Do this:
Omit all pictures, then retype the data exactly as given.
═════ Source material
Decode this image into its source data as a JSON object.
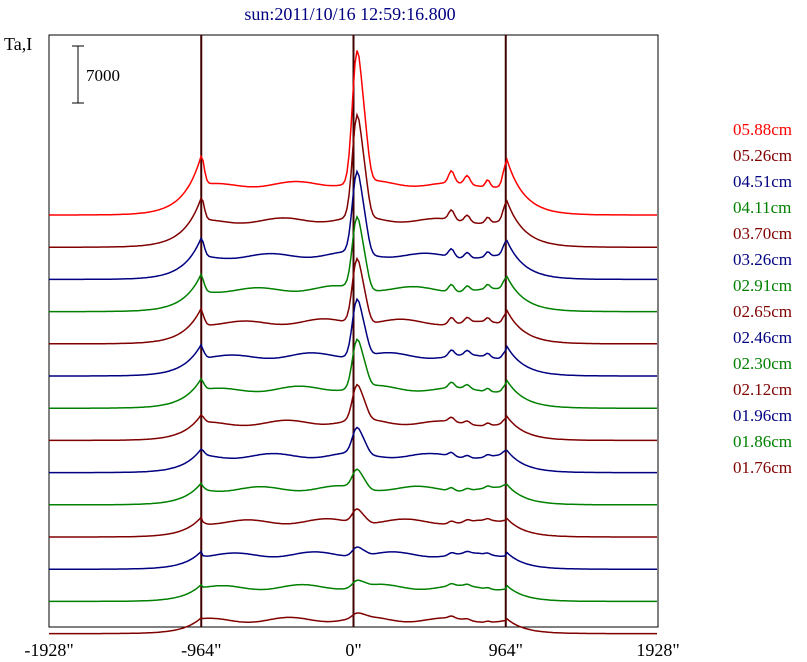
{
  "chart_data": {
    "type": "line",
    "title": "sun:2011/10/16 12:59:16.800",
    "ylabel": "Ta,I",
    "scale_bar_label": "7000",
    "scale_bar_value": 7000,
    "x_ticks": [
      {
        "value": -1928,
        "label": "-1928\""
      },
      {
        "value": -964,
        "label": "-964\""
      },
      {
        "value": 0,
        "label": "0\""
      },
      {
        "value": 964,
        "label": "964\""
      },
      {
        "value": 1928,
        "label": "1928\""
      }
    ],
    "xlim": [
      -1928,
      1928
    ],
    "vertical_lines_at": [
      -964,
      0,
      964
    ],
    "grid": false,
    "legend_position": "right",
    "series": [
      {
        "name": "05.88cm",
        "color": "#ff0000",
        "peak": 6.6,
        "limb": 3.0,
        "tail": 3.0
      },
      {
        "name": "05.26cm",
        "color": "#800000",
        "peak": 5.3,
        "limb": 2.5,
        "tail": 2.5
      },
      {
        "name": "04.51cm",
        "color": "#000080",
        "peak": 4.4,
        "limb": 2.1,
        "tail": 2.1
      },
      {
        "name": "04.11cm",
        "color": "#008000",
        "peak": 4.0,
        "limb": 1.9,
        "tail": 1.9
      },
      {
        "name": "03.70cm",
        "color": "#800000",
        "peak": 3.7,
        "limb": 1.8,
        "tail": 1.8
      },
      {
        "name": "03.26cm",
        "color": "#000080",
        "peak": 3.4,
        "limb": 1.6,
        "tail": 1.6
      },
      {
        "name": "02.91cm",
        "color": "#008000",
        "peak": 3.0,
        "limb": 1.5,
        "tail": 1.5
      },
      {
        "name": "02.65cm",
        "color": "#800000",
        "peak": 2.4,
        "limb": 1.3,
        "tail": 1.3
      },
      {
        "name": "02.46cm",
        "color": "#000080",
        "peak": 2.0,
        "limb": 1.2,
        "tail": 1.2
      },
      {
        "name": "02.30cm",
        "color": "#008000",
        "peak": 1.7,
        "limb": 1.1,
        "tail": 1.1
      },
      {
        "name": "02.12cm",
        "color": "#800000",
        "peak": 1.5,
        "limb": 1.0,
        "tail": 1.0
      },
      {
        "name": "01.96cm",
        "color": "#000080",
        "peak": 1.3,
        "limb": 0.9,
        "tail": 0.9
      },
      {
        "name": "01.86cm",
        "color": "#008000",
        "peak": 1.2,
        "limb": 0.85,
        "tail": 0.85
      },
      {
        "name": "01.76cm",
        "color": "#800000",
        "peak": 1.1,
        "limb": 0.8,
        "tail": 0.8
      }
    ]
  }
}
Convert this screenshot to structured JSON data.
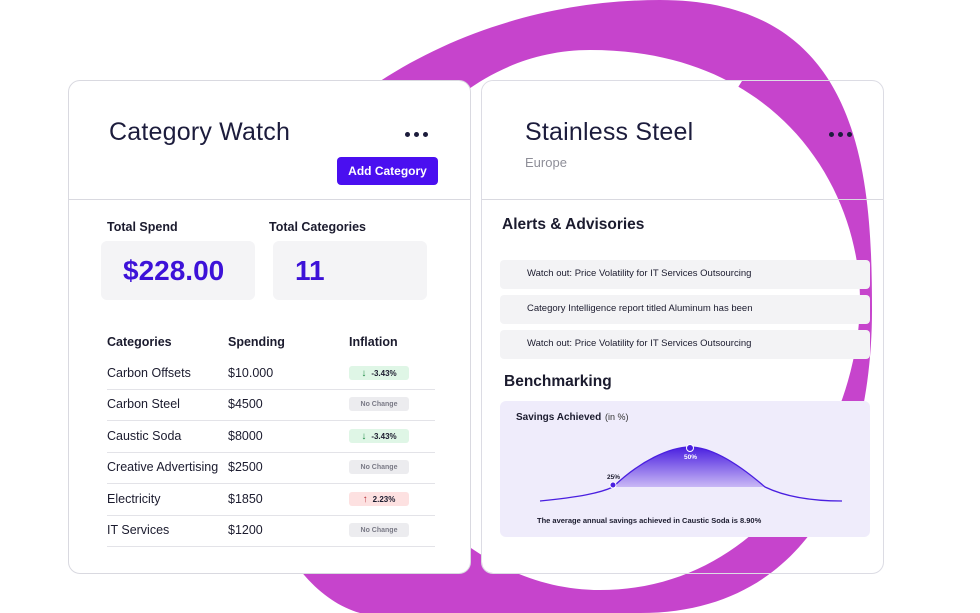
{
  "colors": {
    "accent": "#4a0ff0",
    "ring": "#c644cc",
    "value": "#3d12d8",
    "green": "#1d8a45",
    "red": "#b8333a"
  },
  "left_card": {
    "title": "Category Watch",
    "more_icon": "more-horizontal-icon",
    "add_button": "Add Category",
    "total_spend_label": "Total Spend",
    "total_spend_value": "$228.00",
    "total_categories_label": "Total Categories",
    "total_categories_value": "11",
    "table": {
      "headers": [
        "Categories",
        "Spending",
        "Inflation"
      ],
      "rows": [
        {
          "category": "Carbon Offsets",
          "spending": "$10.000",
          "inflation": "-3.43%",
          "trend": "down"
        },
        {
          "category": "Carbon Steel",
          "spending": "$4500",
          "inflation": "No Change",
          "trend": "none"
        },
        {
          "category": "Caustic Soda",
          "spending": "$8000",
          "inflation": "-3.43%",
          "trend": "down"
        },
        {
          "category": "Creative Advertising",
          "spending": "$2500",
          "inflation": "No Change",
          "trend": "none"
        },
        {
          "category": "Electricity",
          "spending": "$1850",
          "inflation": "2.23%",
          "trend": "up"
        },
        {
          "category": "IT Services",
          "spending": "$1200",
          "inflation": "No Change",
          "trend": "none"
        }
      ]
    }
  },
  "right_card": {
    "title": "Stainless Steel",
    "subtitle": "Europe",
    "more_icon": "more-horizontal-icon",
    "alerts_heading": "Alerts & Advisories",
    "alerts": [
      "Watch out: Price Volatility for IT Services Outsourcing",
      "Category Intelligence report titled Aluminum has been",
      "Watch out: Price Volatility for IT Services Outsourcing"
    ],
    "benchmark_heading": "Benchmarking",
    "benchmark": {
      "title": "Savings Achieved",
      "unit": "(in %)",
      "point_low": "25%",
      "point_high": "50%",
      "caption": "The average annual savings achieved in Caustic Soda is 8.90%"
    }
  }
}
══════════
Response:
Decode this image into its source data as a JSON object.
{
  "chart_data": {
    "type": "line",
    "title": "sun:2011/10/16 12:59:16.800",
    "ylabel": "Ta,I",
    "scale_bar_label": "7000",
    "scale_bar_value": 7000,
    "x_ticks": [
      {
        "value": -1928,
        "label": "-1928\""
      },
      {
        "value": -964,
        "label": "-964\""
      },
      {
        "value": 0,
        "label": "0\""
      },
      {
        "value": 964,
        "label": "964\""
      },
      {
        "value": 1928,
        "label": "1928\""
      }
    ],
    "xlim": [
      -1928,
      1928
    ],
    "vertical_lines_at": [
      -964,
      0,
      964
    ],
    "grid": false,
    "legend_position": "right",
    "series": [
      {
        "name": "05.88cm",
        "color": "#ff0000",
        "peak": 6.6,
        "limb": 3.0,
        "tail": 3.0
      },
      {
        "name": "05.26cm",
        "color": "#800000",
        "peak": 5.3,
        "limb": 2.5,
        "tail": 2.5
      },
      {
        "name": "04.51cm",
        "color": "#000080",
        "peak": 4.4,
        "limb": 2.1,
        "tail": 2.1
      },
      {
        "name": "04.11cm",
        "color": "#008000",
        "peak": 4.0,
        "limb": 1.9,
        "tail": 1.9
      },
      {
        "name": "03.70cm",
        "color": "#800000",
        "peak": 3.7,
        "limb": 1.8,
        "tail": 1.8
      },
      {
        "name": "03.26cm",
        "color": "#000080",
        "peak": 3.4,
        "limb": 1.6,
        "tail": 1.6
      },
      {
        "name": "02.91cm",
        "color": "#008000",
        "peak": 3.0,
        "limb": 1.5,
        "tail": 1.5
      },
      {
        "name": "02.65cm",
        "color": "#800000",
        "peak": 2.4,
        "limb": 1.3,
        "tail": 1.3
      },
      {
        "name": "02.46cm",
        "color": "#000080",
        "peak": 2.0,
        "limb": 1.2,
        "tail": 1.2
      },
      {
        "name": "02.30cm",
        "color": "#008000",
        "peak": 1.7,
        "limb": 1.1,
        "tail": 1.1
      },
      {
        "name": "02.12cm",
        "color": "#800000",
        "peak": 1.5,
        "limb": 1.0,
        "tail": 1.0
      },
      {
        "name": "01.96cm",
        "color": "#000080",
        "peak": 1.3,
        "limb": 0.9,
        "tail": 0.9
      },
      {
        "name": "01.86cm",
        "color": "#008000",
        "peak": 1.2,
        "limb": 0.85,
        "tail": 0.85
      },
      {
        "name": "01.76cm",
        "color": "#800000",
        "peak": 1.1,
        "limb": 0.8,
        "tail": 0.8
      }
    ]
  }
}
Convert this screenshot to structured JSON data.
{
  "colors": {
    "accent": "#4a0ff0",
    "ring": "#c644cc",
    "value": "#3d12d8",
    "green": "#1d8a45",
    "red": "#b8333a"
  },
  "left_card": {
    "title": "Category Watch",
    "more_icon": "more-horizontal-icon",
    "add_button": "Add Category",
    "total_spend_label": "Total Spend",
    "total_spend_value": "$228.00",
    "total_categories_label": "Total Categories",
    "total_categories_value": "11",
    "table": {
      "headers": [
        "Categories",
        "Spending",
        "Inflation"
      ],
      "rows": [
        {
          "category": "Carbon Offsets",
          "spending": "$10.000",
          "inflation": "-3.43%",
          "trend": "down"
        },
        {
          "category": "Carbon Steel",
          "spending": "$4500",
          "inflation": "No Change",
          "trend": "none"
        },
        {
          "category": "Caustic Soda",
          "spending": "$8000",
          "inflation": "-3.43%",
          "trend": "down"
        },
        {
          "category": "Creative Advertising",
          "spending": "$2500",
          "inflation": "No Change",
          "trend": "none"
        },
        {
          "category": "Electricity",
          "spending": "$1850",
          "inflation": "2.23%",
          "trend": "up"
        },
        {
          "category": "IT Services",
          "spending": "$1200",
          "inflation": "No Change",
          "trend": "none"
        }
      ]
    }
  },
  "right_card": {
    "title": "Stainless Steel",
    "subtitle": "Europe",
    "more_icon": "more-horizontal-icon",
    "alerts_heading": "Alerts & Advisories",
    "alerts": [
      "Watch out: Price Volatility for IT Services Outsourcing",
      "Category Intelligence report titled Aluminum has been",
      "Watch out: Price Volatility for IT Services Outsourcing"
    ],
    "benchmark_heading": "Benchmarking",
    "benchmark": {
      "title": "Savings Achieved",
      "unit": "(in %)",
      "point_low": "25%",
      "point_high": "50%",
      "caption": "The average annual savings achieved in Caustic Soda is 8.90%"
    }
  }
}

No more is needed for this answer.